Vivendo e aprendendo - Parte I
Quando perdi aquela pecinha da minha câmera fotográfica, não cheguei a entrar em desespero, mas sabia que seria uma dor-de-cabeça para repor. Não queria recorrer a uma oficina autorizada, que cobra uma fortuna por qualquer bobagem e ainda arruma outros defeitos inexistentes ou dos quais você não havia nem se dado conta. Por outro lado, sabia também que a máquina não era tão jovem assim, e por isso mesmo seria difícil encontrar peças avulsas.
Depois de empurrar o problema com a barriga por certo tempo, tomei coragem e fui a uma loja. Estava com uma graninha sobrando, seria fácil resolver o problema. Não foi. Rodei por diversas lojas e ninguém respondia rápido à minha procura, até que me recomendaram ir ao “seu” Antônio, dono de uma dessas oficinazinhas obscuras de fundo-de-quintal em prédios comerciais antigos no centro da cidade. Não gostava muito da idéia, mas fui mesmo assim.
O edifício não foi complicado de encontrar. Era bem ordinário e escuro, como eu esperava. Me deu uma sensação de estar fazendo algo que beirava à ilegalidade ao entrar ali. Procurei por “seu” Antônio e o porteiro barrigudo e suarento disse facilmente onde era a sala. Subi. Paredes manchadas e cheiro de mofo no corredor inteiro. Me deparei com a porta aberta do cubículo.
- Bom dia. Seu Antônio?
Quem vem me atender é um velhinho bastante branco, olhos muito azuis, cabelinho liso já sem nenhum traço de cor. Óculos de aro e lente grossos, camiseta regata branca, cueca samba-canção e, nos pés, um par de pantufas de couro claro muito gastas. Sua voz é grosseira, demonstra uma grande má-vontade em atender aos clientes.

## Tarefa proposta 1
Responda com base no trecho:
(a) Que tipo de estabelecimento o "seu" Antônio tem, segundo a recomendação recebida?
(b) O que havia no corredor do prédio?
(c) O que o velhinho calçava nos pés?
O trecho acima não tem relação com a listagem que vem a seguir.

## Material fornecido
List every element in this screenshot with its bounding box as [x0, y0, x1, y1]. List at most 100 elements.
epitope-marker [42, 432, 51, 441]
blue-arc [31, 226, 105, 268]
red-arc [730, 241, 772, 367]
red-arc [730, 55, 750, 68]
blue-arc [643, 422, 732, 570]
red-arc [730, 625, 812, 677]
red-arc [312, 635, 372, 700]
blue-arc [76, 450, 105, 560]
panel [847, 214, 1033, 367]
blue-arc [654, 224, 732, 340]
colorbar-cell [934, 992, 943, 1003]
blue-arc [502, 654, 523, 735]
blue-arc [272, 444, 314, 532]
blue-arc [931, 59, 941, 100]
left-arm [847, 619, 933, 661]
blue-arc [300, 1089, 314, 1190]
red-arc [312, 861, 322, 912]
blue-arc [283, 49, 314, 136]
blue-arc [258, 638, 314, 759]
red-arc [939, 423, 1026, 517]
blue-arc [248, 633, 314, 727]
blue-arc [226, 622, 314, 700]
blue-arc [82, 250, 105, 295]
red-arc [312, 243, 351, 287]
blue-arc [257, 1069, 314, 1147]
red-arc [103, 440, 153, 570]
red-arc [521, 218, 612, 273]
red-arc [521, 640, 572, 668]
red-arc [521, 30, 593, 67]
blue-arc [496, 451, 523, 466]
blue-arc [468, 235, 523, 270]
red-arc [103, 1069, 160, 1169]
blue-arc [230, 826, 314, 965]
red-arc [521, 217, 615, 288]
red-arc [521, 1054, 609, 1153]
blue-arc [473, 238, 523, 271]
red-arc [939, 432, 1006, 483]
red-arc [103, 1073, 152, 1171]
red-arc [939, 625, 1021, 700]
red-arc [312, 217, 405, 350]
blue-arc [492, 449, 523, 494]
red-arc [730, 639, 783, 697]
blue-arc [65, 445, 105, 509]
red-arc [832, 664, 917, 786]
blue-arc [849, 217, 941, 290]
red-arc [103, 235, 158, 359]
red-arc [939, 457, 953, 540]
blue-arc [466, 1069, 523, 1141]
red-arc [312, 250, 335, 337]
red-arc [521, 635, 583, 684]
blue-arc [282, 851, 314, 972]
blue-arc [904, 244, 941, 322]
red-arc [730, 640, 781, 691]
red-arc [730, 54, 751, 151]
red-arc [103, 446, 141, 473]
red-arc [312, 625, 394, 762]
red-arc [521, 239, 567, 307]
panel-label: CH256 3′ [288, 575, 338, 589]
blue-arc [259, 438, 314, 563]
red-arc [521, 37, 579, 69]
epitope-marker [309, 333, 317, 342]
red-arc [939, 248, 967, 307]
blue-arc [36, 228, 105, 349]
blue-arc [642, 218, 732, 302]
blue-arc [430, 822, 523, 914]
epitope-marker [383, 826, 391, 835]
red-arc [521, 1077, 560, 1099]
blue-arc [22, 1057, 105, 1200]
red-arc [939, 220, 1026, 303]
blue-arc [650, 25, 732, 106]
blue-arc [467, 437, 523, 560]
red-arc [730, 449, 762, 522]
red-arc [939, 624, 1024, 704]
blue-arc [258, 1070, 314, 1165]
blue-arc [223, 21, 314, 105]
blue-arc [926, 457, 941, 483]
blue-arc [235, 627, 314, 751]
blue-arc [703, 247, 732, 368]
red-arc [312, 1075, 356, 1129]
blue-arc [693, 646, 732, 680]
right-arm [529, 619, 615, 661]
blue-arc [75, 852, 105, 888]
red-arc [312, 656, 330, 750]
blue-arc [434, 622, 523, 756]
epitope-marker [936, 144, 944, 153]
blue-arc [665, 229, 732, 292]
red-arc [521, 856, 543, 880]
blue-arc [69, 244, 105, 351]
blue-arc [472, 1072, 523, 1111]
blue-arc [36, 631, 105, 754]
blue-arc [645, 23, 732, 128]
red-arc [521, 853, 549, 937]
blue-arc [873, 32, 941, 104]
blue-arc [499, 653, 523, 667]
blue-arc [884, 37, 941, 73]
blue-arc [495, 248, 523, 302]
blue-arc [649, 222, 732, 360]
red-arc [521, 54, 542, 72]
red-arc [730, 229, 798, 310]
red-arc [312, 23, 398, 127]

## Tarefa proposta 2
Transcreva sem nenhuma alteração as linhas da listagem, do início dela até a linha com "red-arc [312, 635, 372, 700]", incluindo esta.

## Resultado final 1
(a) Uma dessas oficinazinhas obscuras de fundo-de-quintal em prédios comerciais antigos no centro da cidade.
(b) Paredes manchadas e cheiro de mofo no corredor inteiro.
(c) Um par de pantufas de couro claro muito gastas.

## Resultado final 2
List every element in this screenshot with its bounding box as [x0, y0, x1, y1]. List at most 100 elements.
epitope-marker [42, 432, 51, 441]
blue-arc [31, 226, 105, 268]
red-arc [730, 241, 772, 367]
red-arc [730, 55, 750, 68]
blue-arc [643, 422, 732, 570]
red-arc [730, 625, 812, 677]
red-arc [312, 635, 372, 700]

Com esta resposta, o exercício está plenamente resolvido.